** BEGIN Material **

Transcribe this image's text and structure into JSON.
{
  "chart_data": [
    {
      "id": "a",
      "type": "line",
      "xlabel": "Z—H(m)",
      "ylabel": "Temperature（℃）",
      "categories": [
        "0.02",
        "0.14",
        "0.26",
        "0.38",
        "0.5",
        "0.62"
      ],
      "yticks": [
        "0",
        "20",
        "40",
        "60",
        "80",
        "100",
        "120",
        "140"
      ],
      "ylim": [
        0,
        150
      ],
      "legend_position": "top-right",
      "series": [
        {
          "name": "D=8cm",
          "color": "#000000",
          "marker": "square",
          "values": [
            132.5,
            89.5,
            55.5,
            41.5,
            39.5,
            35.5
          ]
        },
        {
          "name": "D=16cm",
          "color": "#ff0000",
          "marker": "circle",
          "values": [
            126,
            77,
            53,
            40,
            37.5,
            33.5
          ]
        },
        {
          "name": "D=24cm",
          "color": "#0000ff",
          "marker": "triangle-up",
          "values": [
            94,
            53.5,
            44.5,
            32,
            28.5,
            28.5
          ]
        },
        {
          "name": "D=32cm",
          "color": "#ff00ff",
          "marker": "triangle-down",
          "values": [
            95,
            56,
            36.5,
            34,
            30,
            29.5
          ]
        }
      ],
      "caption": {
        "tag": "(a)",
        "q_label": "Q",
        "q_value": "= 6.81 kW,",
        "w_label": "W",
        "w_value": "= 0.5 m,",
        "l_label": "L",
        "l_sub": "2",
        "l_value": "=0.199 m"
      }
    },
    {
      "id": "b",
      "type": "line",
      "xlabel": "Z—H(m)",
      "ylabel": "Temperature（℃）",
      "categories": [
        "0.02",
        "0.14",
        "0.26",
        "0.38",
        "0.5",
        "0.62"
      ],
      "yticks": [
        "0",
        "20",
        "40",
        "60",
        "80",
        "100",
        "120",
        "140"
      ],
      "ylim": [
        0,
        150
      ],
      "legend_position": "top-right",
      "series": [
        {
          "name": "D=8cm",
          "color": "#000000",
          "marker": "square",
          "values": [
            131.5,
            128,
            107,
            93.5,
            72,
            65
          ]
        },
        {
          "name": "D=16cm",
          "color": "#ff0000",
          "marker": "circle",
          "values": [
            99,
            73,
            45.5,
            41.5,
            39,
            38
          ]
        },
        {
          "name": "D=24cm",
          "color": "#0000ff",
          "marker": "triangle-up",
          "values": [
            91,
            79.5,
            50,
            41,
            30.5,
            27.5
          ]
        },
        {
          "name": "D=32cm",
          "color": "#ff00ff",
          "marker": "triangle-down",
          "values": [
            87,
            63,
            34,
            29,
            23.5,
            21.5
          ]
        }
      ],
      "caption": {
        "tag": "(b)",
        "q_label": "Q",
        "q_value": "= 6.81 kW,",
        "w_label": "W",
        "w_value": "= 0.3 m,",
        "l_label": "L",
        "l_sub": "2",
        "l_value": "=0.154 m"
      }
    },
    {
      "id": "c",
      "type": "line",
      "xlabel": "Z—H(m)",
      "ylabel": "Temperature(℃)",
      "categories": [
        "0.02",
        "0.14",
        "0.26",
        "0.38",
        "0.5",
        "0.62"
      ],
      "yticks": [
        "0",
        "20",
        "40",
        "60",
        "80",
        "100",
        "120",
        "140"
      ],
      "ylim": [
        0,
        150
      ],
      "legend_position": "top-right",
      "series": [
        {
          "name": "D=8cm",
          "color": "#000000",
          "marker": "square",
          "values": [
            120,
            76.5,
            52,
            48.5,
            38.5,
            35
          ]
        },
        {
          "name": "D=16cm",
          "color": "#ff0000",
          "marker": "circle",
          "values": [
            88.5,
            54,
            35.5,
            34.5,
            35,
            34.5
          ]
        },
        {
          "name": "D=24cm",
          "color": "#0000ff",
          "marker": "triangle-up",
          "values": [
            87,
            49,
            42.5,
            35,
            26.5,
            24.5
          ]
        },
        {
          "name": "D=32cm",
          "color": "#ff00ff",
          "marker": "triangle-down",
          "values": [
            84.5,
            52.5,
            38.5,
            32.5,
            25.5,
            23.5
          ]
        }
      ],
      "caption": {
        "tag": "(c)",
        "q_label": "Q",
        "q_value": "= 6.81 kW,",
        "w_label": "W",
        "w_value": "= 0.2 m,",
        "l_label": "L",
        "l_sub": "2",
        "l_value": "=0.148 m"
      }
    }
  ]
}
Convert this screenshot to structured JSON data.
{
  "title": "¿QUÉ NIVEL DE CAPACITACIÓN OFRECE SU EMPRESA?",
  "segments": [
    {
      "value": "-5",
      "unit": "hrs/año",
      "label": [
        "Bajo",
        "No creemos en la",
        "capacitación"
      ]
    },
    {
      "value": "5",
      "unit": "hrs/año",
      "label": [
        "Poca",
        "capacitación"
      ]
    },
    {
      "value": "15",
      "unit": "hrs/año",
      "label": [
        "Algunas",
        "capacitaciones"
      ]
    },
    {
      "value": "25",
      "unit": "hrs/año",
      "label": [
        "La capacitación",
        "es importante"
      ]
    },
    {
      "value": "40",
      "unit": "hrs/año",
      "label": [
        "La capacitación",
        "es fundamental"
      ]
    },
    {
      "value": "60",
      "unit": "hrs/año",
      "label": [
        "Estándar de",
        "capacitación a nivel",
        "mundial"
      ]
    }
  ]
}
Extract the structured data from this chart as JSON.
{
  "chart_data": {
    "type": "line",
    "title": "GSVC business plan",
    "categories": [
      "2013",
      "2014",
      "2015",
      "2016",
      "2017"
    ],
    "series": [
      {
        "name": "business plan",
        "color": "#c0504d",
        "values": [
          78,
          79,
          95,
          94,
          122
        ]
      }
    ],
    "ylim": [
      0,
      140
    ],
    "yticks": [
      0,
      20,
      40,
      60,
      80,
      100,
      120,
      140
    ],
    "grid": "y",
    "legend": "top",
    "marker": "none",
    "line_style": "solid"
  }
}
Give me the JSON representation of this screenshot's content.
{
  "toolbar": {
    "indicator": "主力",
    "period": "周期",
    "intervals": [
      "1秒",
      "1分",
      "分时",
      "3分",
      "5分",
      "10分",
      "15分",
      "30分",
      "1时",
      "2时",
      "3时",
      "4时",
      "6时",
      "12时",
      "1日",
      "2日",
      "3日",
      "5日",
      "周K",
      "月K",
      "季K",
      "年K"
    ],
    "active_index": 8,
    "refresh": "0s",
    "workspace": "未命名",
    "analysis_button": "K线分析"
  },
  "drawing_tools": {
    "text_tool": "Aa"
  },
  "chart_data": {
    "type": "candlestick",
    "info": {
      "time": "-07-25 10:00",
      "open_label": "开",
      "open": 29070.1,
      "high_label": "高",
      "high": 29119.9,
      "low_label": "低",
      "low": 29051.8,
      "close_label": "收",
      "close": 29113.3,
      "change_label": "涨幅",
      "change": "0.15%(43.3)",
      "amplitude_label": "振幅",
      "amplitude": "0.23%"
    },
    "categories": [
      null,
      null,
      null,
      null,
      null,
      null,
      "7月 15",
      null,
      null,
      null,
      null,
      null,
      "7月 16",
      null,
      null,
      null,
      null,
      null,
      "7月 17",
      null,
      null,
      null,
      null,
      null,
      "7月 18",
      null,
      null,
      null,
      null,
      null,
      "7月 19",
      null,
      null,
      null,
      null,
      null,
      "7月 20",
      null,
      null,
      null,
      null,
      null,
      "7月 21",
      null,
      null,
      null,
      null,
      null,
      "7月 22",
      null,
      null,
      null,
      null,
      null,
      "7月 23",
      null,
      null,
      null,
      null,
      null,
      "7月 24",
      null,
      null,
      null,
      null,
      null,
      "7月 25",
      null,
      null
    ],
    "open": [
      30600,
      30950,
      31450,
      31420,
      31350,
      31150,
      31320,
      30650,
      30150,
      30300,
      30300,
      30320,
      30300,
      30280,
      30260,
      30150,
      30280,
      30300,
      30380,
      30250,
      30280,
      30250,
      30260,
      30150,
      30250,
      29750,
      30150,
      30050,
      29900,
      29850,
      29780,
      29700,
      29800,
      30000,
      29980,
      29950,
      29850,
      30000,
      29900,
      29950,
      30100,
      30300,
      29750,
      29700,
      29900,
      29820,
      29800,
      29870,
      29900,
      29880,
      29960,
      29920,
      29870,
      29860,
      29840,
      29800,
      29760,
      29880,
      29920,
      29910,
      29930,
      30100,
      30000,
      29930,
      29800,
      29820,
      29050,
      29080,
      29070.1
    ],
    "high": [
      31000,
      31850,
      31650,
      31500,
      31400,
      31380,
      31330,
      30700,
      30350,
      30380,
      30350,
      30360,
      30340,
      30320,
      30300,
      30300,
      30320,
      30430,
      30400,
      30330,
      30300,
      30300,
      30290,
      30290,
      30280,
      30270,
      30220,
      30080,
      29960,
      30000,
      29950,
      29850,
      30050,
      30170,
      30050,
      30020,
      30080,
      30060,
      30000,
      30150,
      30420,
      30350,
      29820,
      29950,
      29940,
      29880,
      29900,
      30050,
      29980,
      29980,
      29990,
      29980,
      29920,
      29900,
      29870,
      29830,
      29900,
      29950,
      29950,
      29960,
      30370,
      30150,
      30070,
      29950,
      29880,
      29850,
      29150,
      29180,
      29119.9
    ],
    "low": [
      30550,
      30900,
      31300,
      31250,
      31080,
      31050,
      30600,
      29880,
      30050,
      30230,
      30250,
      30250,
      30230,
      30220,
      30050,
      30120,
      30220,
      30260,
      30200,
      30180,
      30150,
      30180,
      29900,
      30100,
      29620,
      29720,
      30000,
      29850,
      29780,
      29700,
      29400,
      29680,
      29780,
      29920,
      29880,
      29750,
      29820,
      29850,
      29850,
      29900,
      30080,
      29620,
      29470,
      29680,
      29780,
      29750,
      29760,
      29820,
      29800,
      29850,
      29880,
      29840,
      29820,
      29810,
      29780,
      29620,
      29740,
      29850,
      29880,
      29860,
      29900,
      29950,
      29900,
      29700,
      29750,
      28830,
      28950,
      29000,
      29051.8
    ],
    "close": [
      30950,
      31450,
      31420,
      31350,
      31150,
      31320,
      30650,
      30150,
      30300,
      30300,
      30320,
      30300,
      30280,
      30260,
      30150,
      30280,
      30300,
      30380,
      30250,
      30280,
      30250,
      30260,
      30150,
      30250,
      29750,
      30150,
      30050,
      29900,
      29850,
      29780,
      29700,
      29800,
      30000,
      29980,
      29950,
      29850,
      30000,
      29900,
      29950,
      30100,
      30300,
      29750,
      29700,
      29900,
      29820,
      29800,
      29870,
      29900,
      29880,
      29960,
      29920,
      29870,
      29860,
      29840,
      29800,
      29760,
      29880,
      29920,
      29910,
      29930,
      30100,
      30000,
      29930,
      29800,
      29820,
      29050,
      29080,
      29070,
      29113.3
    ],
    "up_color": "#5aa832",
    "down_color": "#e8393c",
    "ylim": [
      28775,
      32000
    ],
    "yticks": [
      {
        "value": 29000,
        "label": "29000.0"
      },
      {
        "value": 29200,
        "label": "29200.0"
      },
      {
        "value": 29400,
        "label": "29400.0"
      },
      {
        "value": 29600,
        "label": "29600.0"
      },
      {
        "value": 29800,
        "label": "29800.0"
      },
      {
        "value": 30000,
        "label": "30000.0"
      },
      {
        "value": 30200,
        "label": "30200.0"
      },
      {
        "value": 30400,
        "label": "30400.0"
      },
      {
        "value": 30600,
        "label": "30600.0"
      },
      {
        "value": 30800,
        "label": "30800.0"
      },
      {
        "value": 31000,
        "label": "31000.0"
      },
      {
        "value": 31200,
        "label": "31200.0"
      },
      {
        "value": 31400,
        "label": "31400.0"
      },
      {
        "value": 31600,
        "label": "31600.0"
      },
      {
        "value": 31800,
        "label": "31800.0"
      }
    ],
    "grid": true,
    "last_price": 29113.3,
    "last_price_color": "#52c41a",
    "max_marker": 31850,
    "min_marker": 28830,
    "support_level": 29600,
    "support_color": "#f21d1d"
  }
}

** END Material **

Aim: Provide the number of lines in these entries that hold the word "JSON", without any accompanying text.

Result of the task: 4